##### RECORDED INFORMATION #####

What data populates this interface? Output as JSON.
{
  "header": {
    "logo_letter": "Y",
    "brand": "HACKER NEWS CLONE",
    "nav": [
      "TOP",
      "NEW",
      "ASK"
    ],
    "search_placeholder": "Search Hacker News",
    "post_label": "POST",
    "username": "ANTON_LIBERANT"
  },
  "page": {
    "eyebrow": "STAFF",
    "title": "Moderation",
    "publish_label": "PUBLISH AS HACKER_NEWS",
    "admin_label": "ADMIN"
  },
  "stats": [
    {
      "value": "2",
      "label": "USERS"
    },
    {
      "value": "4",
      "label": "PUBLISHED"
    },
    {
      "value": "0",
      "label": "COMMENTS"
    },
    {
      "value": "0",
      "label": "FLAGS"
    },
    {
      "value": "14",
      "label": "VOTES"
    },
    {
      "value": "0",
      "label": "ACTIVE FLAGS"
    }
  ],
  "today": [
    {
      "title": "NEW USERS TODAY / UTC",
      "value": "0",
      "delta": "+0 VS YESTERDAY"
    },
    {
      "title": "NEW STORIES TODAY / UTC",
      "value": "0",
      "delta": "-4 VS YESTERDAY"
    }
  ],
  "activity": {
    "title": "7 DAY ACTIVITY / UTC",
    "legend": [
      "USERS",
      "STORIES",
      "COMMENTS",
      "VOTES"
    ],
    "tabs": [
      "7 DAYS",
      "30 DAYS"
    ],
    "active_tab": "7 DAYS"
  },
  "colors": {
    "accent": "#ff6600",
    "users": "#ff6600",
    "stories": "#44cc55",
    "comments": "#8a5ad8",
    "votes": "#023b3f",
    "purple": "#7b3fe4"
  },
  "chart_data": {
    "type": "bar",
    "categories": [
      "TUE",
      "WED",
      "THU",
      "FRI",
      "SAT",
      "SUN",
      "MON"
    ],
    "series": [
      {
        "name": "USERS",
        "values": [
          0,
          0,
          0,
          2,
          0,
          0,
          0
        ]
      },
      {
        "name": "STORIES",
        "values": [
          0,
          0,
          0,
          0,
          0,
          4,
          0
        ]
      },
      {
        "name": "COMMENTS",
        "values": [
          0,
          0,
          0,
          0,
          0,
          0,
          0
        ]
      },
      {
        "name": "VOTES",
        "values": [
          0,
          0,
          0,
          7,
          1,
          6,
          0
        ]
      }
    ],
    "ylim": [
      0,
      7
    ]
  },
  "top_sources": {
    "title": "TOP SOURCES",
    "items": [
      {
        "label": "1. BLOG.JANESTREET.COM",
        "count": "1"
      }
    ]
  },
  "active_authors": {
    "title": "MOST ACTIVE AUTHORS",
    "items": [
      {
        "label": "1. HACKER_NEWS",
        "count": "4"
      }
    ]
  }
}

#####
##### RECORDED INFORMATION #####

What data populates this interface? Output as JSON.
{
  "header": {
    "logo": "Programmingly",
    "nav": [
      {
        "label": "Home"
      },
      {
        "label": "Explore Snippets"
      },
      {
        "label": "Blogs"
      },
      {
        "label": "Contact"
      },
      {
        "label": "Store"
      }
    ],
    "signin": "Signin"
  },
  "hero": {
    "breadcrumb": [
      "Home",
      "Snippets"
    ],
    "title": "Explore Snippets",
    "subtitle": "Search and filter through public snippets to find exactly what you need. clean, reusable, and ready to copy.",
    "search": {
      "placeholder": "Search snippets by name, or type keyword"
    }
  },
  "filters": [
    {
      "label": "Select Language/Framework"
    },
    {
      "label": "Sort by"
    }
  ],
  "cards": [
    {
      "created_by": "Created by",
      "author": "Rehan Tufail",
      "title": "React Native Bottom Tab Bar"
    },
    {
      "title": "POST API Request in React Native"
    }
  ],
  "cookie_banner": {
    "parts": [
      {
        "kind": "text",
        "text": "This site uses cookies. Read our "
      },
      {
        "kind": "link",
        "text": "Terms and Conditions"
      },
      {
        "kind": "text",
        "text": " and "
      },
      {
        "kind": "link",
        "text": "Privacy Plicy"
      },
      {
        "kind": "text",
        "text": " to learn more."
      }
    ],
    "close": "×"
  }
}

#####
##### RECORDED INFORMATION #####

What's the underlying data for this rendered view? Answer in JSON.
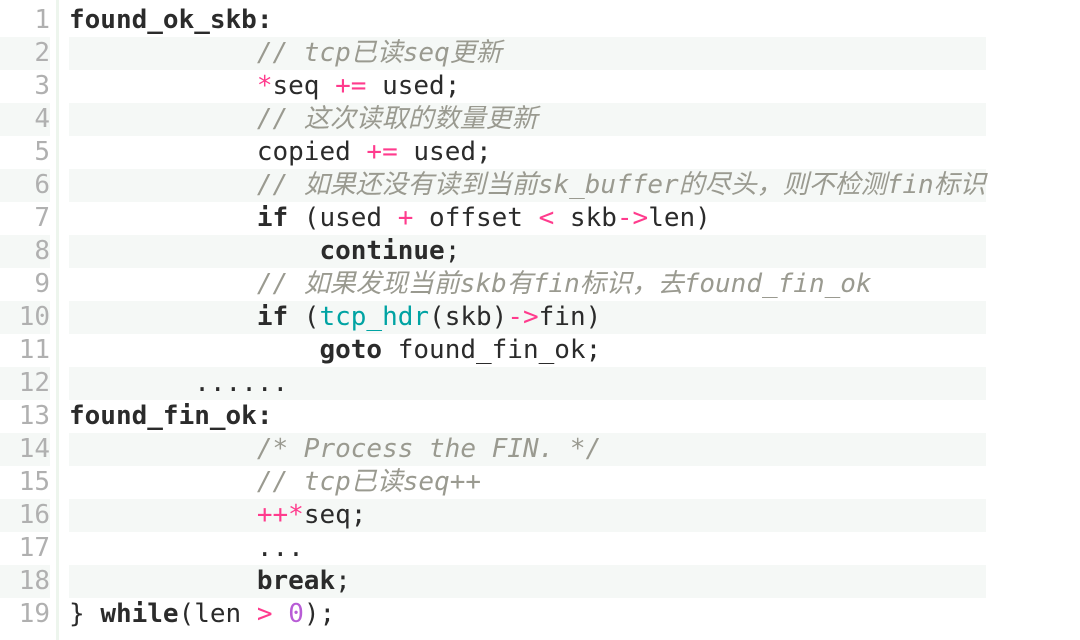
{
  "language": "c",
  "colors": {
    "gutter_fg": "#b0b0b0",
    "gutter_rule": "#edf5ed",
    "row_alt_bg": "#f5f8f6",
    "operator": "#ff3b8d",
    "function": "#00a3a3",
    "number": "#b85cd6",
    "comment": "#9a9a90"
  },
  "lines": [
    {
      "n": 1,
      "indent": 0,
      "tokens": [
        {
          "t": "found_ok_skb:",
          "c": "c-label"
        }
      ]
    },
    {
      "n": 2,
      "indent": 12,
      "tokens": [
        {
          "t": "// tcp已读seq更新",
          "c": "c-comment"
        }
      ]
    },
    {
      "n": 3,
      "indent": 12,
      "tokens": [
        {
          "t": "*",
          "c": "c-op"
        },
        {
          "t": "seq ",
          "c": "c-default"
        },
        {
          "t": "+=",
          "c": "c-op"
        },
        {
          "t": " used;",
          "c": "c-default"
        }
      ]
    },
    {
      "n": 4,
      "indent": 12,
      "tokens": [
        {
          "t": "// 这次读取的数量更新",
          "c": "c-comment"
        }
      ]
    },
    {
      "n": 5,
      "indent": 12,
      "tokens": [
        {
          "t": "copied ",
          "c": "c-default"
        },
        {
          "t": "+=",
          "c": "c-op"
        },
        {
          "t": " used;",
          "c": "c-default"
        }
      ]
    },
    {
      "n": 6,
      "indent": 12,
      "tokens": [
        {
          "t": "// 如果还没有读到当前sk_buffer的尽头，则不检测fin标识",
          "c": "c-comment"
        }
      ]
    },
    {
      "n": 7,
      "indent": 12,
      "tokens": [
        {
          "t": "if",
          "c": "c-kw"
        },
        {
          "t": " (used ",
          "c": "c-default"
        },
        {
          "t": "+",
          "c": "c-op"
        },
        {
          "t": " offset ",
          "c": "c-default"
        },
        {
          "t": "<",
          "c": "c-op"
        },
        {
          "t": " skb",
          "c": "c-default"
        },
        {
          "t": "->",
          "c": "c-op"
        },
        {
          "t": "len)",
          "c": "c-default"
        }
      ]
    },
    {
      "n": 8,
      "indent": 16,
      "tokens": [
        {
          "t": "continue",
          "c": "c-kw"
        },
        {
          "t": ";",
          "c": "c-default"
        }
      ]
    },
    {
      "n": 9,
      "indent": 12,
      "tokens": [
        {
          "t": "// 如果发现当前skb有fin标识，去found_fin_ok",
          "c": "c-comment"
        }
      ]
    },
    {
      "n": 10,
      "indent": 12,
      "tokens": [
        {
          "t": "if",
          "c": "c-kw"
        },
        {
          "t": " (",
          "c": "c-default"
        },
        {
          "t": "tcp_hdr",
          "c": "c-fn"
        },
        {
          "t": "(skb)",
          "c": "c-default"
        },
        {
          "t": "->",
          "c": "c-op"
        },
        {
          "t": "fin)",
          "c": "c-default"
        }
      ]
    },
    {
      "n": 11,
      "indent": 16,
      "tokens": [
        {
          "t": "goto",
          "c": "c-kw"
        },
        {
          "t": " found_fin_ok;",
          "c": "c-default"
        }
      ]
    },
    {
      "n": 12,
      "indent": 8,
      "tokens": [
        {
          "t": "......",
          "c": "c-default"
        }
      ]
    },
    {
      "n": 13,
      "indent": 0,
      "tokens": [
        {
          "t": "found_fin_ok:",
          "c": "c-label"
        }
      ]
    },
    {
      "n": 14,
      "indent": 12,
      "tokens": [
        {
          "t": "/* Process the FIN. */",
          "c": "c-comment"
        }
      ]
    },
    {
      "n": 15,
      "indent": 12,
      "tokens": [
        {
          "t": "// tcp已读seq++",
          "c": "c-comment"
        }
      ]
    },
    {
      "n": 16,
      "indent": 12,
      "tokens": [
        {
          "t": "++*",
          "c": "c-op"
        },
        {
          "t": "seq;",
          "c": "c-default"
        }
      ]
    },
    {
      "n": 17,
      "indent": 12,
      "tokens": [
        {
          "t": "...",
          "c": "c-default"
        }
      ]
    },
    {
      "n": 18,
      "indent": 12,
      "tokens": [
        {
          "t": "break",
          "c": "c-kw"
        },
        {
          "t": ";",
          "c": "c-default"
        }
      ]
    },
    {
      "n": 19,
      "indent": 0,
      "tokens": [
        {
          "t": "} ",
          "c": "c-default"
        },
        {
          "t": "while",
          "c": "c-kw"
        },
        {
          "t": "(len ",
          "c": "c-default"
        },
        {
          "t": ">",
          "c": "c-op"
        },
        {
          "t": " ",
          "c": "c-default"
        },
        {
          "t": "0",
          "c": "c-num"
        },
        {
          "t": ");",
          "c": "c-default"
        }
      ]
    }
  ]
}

#####

In the records above, find each line with the word "React" and copy it.

CORRECT RESPONSE:
      "title": "React Native Bottom Tab Bar"
      "title": "POST API Request in React Native"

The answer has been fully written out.